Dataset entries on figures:
⟨

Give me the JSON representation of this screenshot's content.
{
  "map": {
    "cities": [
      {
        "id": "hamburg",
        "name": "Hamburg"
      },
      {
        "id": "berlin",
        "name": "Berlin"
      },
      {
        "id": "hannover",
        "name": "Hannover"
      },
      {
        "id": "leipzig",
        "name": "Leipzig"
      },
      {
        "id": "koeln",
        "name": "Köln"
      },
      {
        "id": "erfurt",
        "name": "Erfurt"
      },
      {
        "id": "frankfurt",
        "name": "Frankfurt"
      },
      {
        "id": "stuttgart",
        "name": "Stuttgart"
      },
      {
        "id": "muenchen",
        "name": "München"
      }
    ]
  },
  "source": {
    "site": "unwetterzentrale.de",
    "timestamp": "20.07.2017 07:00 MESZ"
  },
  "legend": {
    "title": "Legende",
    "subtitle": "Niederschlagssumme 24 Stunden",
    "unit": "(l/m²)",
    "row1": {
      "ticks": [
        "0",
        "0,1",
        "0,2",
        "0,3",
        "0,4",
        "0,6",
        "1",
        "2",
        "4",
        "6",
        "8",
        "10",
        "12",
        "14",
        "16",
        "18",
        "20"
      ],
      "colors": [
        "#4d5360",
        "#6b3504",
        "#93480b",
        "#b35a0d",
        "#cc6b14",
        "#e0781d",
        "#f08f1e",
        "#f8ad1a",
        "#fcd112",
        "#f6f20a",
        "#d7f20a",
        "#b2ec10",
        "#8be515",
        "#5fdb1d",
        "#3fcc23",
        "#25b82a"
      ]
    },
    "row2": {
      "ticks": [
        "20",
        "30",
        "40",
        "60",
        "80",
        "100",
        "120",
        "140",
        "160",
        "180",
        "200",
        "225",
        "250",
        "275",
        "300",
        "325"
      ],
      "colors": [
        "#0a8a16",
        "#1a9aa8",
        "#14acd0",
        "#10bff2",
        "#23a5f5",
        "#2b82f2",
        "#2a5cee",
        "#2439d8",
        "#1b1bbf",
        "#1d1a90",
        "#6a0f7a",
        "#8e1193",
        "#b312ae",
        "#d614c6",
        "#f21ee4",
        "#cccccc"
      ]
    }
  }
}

⟩

Using the material above, copy every line in which the string "name" occurs.

Full solution:
        "name": "Hamburg"
        "name": "Berlin"
        "name": "Hannover"
        "name": "Leipzig"
        "name": "Köln"
        "name": "Erfurt"
        "name": "Frankfurt"
        "name": "Stuttgart"
        "name": "München"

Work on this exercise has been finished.